_Set task_
The entries need to be copied exactly.

_Material_
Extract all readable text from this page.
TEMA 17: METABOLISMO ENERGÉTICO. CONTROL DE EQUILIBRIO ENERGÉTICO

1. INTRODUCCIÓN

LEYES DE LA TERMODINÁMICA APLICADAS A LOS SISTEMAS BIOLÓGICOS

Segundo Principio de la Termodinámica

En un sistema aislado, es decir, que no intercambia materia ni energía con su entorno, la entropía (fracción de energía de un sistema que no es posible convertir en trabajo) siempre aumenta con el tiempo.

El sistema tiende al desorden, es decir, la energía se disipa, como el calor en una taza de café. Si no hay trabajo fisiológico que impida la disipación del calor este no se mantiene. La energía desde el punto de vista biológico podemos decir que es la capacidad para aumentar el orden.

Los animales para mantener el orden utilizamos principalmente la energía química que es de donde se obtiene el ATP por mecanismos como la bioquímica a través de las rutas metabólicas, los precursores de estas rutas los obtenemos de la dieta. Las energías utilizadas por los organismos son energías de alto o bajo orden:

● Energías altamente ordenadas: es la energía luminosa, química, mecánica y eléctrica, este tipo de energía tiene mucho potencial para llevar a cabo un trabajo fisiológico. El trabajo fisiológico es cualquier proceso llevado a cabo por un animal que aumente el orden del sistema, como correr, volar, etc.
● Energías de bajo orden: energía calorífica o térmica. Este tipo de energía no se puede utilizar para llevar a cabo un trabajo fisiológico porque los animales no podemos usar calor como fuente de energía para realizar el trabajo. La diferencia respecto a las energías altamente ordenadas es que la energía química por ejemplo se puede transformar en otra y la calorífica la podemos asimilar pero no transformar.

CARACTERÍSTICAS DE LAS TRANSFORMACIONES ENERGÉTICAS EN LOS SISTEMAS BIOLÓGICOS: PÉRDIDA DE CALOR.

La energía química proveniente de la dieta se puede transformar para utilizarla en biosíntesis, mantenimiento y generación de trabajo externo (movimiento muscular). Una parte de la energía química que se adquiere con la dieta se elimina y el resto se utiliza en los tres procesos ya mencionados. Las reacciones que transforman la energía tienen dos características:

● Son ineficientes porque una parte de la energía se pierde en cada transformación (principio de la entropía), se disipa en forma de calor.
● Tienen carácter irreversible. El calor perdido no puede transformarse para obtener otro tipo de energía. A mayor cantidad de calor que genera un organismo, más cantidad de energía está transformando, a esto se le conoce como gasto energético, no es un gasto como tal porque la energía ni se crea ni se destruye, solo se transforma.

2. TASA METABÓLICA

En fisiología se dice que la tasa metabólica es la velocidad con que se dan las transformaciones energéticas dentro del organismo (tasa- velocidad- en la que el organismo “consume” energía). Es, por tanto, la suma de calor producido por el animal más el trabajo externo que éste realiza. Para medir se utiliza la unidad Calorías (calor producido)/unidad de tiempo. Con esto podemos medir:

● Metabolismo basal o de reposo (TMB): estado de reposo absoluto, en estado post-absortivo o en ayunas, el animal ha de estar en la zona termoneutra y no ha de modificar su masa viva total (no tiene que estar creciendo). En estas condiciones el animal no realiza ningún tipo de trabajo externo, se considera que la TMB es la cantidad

_Correct output_
Extract all readable text from this page.
TEMA 17: METABOLISMO ENERGÉTICO. CONTROL DE EQUILIBRIO ENERGÉTICO

1. INTRODUCCIÓN

LEYES DE LA TERMODINÁMICA APLICADAS A LOS SISTEMAS BIOLÓGICOS

Segundo Principio de la Termodinámica

En un sistema aislado, es decir, que no intercambia materia ni energía con su entorno, la entropía (fracción de energía de un sistema que no es posible convertir en trabajo) siempre aumenta con el tiempo.

El sistema tiende al desorden, es decir, la energía se disipa, como el calor en una taza de café. Si no hay trabajo fisiológico que impida la disipación del calor este no se mantiene. La energía desde el punto de vista biológico podemos decir que es la capacidad para aumentar el orden.

Los animales para mantener el orden utilizamos principalmente la energía química que es de donde se obtiene el ATP por mecanismos como la bioquímica a través de las rutas metabólicas, los precursores de estas rutas los obtenemos de la dieta. Las energías utilizadas por los organismos son energías de alto o bajo orden:

● Energías altamente ordenadas: es la energía luminosa, química, mecánica y eléctrica, este tipo de energía tiene mucho potencial para llevar a cabo un trabajo fisiológico. El trabajo fisiológico es cualquier proceso llevado a cabo por un animal que aumente el orden del sistema, como correr, volar, etc.
● Energías de bajo orden: energía calorífica o térmica. Este tipo de energía no se puede utilizar para llevar a cabo un trabajo fisiológico porque los animales no podemos usar calor como fuente de energía para realizar el trabajo. La diferencia respecto a las energías altamente ordenadas es que la energía química por ejemplo se puede transformar en otra y la calorífica la podemos asimilar pero no transformar.

CARACTERÍSTICAS DE LAS TRANSFORMACIONES ENERGÉTICAS EN LOS SISTEMAS BIOLÓGICOS: PÉRDIDA DE CALOR.

La energía química proveniente de la dieta se puede transformar para utilizarla en biosíntesis, mantenimiento y generación de trabajo externo (movimiento muscular). Una parte de la energía química que se adquiere con la dieta se elimina y el resto se utiliza en los tres procesos ya mencionados. Las reacciones que transforman la energía tienen dos características:

● Son ineficientes porque una parte de la energía se pierde en cada transformación (principio de la entropía), se disipa en forma de calor.
● Tienen carácter irreversible. El calor perdido no puede transformarse para obtener otro tipo de energía. A mayor cantidad de calor que genera un organismo, más cantidad de energía está transformando, a esto se le conoce como gasto energético, no es un gasto como tal porque la energía ni se crea ni se destruye, solo se transforma.

2. TASA METABÓLICA

En fisiología se dice que la tasa metabólica es la velocidad con que se dan las transformaciones energéticas dentro del organismo (tasa- velocidad- en la que el organismo “consume” energía). Es, por tanto, la suma de calor producido por el animal más el trabajo externo que éste realiza. Para medir se utiliza la unidad Calorías (calor producido)/unidad de tiempo. Con esto podemos medir:

● Metabolismo basal o de reposo (TMB): estado de reposo absoluto, en estado post-absortivo o en ayunas, el animal ha de estar en la zona termoneutra y no ha de modificar su masa viva total (no tiene que estar creciendo). En estas condiciones el animal no realiza ningún tipo de trabajo externo, se considera que la TMB es la cantidad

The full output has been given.